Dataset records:
------------------------------------------------

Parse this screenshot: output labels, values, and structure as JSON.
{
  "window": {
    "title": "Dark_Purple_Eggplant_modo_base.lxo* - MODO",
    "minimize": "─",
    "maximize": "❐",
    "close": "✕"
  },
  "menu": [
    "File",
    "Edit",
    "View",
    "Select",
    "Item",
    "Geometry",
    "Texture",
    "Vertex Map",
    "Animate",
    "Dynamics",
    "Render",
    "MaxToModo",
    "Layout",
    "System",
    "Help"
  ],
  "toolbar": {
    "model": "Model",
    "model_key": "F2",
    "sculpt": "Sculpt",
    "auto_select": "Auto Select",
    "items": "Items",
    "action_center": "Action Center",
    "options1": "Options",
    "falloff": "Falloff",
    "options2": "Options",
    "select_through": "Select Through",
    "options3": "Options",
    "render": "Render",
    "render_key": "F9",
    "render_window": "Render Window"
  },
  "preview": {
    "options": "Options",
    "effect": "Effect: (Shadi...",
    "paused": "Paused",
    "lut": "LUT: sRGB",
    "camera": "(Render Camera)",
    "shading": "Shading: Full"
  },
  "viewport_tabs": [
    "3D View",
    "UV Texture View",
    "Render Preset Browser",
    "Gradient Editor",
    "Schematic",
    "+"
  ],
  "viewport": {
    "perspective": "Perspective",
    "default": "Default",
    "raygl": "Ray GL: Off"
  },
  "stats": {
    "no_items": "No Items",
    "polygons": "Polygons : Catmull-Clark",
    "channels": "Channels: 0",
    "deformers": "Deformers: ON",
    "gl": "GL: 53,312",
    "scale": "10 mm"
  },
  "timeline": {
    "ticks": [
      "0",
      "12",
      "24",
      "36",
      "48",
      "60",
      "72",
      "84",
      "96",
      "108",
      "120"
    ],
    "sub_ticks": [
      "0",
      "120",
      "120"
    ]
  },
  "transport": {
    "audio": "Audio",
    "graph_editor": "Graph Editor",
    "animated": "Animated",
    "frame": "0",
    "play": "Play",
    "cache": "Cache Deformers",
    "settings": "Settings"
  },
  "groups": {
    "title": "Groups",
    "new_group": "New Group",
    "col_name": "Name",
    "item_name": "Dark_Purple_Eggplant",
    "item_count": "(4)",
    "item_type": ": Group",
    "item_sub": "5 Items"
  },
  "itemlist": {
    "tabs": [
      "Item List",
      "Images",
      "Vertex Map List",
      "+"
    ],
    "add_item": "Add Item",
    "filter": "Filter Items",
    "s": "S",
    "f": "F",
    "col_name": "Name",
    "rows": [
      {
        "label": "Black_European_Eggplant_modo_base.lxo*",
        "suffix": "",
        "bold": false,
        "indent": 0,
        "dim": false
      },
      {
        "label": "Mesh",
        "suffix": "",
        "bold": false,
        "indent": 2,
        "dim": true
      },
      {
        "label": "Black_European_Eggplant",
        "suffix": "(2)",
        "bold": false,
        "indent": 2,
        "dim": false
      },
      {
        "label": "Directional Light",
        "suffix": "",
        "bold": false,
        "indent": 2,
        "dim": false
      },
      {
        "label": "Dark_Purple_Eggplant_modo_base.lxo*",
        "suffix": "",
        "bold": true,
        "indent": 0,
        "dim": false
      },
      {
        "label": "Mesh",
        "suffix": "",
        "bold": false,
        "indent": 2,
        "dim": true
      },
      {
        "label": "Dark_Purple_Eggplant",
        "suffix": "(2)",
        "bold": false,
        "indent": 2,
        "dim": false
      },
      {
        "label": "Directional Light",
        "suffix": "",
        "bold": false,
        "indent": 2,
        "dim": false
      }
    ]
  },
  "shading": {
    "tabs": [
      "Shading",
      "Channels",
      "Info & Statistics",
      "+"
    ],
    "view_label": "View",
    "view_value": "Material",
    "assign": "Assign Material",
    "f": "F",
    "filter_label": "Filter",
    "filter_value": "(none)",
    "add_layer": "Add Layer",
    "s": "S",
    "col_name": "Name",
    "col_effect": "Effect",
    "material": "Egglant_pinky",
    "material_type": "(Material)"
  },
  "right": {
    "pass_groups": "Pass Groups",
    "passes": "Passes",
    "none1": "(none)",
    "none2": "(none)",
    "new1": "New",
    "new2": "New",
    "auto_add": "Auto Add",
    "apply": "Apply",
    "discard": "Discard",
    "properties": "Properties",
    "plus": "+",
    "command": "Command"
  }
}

------------------------------------------------

Please repeat all the records above exactly as they appear.

Parse this screenshot: output labels, values, and structure as JSON.
{
  "window": {
    "title": "Dark_Purple_Eggplant_modo_base.lxo* - MODO",
    "minimize": "─",
    "maximize": "❐",
    "close": "✕"
  },
  "menu": [
    "File",
    "Edit",
    "View",
    "Select",
    "Item",
    "Geometry",
    "Texture",
    "Vertex Map",
    "Animate",
    "Dynamics",
    "Render",
    "MaxToModo",
    "Layout",
    "System",
    "Help"
  ],
  "toolbar": {
    "model": "Model",
    "model_key": "F2",
    "sculpt": "Sculpt",
    "auto_select": "Auto Select",
    "items": "Items",
    "action_center": "Action Center",
    "options1": "Options",
    "falloff": "Falloff",
    "options2": "Options",
    "select_through": "Select Through",
    "options3": "Options",
    "render": "Render",
    "render_key": "F9",
    "render_window": "Render Window"
  },
  "preview": {
    "options": "Options",
    "effect": "Effect: (Shadi...",
    "paused": "Paused",
    "lut": "LUT: sRGB",
    "camera": "(Render Camera)",
    "shading": "Shading: Full"
  },
  "viewport_tabs": [
    "3D View",
    "UV Texture View",
    "Render Preset Browser",
    "Gradient Editor",
    "Schematic",
    "+"
  ],
  "viewport": {
    "perspective": "Perspective",
    "default": "Default",
    "raygl": "Ray GL: Off"
  },
  "stats": {
    "no_items": "No Items",
    "polygons": "Polygons : Catmull-Clark",
    "channels": "Channels: 0",
    "deformers": "Deformers: ON",
    "gl": "GL: 53,312",
    "scale": "10 mm"
  },
  "timeline": {
    "ticks": [
      "0",
      "12",
      "24",
      "36",
      "48",
      "60",
      "72",
      "84",
      "96",
      "108",
      "120"
    ],
    "sub_ticks": [
      "0",
      "120",
      "120"
    ]
  },
  "transport": {
    "audio": "Audio",
    "graph_editor": "Graph Editor",
    "animated": "Animated",
    "frame": "0",
    "play": "Play",
    "cache": "Cache Deformers",
    "settings": "Settings"
  },
  "groups": {
    "title": "Groups",
    "new_group": "New Group",
    "col_name": "Name",
    "item_name": "Dark_Purple_Eggplant",
    "item_count": "(4)",
    "item_type": ": Group",
    "item_sub": "5 Items"
  },
  "itemlist": {
    "tabs": [
      "Item List",
      "Images",
      "Vertex Map List",
      "+"
    ],
    "add_item": "Add Item",
    "filter": "Filter Items",
    "s": "S",
    "f": "F",
    "col_name": "Name",
    "rows": [
      {
        "label": "Black_European_Eggplant_modo_base.lxo*",
        "suffix": "",
        "bold": false,
        "indent": 0,
        "dim": false
      },
      {
        "label": "Mesh",
        "suffix": "",
        "bold": false,
        "indent": 2,
        "dim": true
      },
      {
        "label": "Black_European_Eggplant",
        "suffix": "(2)",
        "bold": false,
        "indent": 2,
        "dim": false
      },
      {
        "label": "Directional Light",
        "suffix": "",
        "bold": false,
        "indent": 2,
        "dim": false
      },
      {
        "label": "Dark_Purple_Eggplant_modo_base.lxo*",
        "suffix": "",
        "bold": true,
        "indent": 0,
        "dim": false
      },
      {
        "label": "Mesh",
        "suffix": "",
        "bold": false,
        "indent": 2,
        "dim": true
      },
      {
        "label": "Dark_Purple_Eggplant",
        "suffix": "(2)",
        "bold": false,
        "indent": 2,
        "dim": false
      },
      {
        "label": "Directional Light",
        "suffix": "",
        "bold": false,
        "indent": 2,
        "dim": false
      }
    ]
  },
  "shading": {
    "tabs": [
      "Shading",
      "Channels",
      "Info & Statistics",
      "+"
    ],
    "view_label": "View",
    "view_value": "Material",
    "assign": "Assign Material",
    "f": "F",
    "filter_label": "Filter",
    "filter_value": "(none)",
    "add_layer": "Add Layer",
    "s": "S",
    "col_name": "Name",
    "col_effect": "Effect",
    "material": "Egglant_pinky",
    "material_type": "(Material)"
  },
  "right": {
    "pass_groups": "Pass Groups",
    "passes": "Passes",
    "none1": "(none)",
    "none2": "(none)",
    "new1": "New",
    "new2": "New",
    "auto_add": "Auto Add",
    "apply": "Apply",
    "discard": "Discard",
    "properties": "Properties",
    "plus": "+",
    "command": "Command"
  }
}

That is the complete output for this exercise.